読む文章:
######

特集紹介 組織外かつ協働的な越境学習でリーダーシップやメタ認知力を育む

変化の激しく、社会が複雑・多様化する現代では、知識やスキル・経験の陳腐化が早まっている。こうした中、企業では、イノベーション人材や、次世代リーダーを育成する手法として、「越境学習」に注目が集まっている。取材を通じて、その意義や課題などを追った。(編集部)

社会が多様化・流動化する中で
注目を集める越境学習とは?

VUCA時代といわれ、変化の激しく、社会が複雑・多様化する現代では、知識やスキル・経験の陳腐化が早まっている。こうした中、近年、企業においては、イノベーションを生み出す人材や、次世代リーダーを育成する手法として、「越境学習」に注目が集まっている。

法政大学教授の長岡健氏は、「昨今、越境学習が注目を集めている背景には、社会が流動化・多様化している中で、既存の人材育成活動では得られない知識・スキルの習得が求められているからだと思います」と話す(➡こちらの記事)。長岡氏は、越境学習は「組織外かつ協働的」な学習活動であり、人事部門にとっては、「自社の組織内で育成が難しいスキル・技能とは何か、自分たちは越境学習で何を目指すべきかなどをきちんと整理し、各社の人材育成戦略に合わせた『組織外』の場を見つけてくる必要がある」と指摘する。

######

課題:
1. 越境学習の文章から、「法政大学教授の長岡健氏は、「」から「くる必要がある」と指摘する。」までのすべてを一字も変えずに引用せよ。
2. 越境学習の文章で、陳腐化が早まっているとされているものをすべて挙げよ。
3. 越境学習の文章によると、長岡健氏は越境学習をどのような学習活動だと述べているか。

(抽出レコード)

######

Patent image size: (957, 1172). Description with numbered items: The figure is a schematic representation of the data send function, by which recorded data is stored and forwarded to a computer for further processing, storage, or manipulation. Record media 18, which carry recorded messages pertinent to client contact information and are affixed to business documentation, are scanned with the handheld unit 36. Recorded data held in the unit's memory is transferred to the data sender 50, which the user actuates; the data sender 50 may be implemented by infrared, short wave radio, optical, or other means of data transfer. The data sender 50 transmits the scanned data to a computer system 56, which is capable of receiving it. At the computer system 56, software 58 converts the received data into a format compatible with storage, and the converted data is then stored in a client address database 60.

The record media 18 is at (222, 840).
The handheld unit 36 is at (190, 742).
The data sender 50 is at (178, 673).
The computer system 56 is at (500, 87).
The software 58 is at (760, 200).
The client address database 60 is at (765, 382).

######

解答一覧:
1.
法政大学教授の長岡健氏は、「昨今、越境学習が注目を集めている背景には、社会が流動化・多様化している中で、既存の人材育成活動では得られない知識・スキルの習得が求められているからだと思います」と話す(➡こちらの記事)。長岡氏は、越境学習は「組織外かつ協働的」な学習活動であり、人事部門にとっては、「自社の組織内で育成が難しいスキル・技能とは何か、自分たちは越境学習で何を目指すべきかなどをきちんと整理し、各社の人材育成戦略に合わせた『組織外』の場を見つけてくる必要がある」と指摘する。

2. 知識、スキル、経験である。

3. 「組織外かつ協働的」な学習活動だと述べている。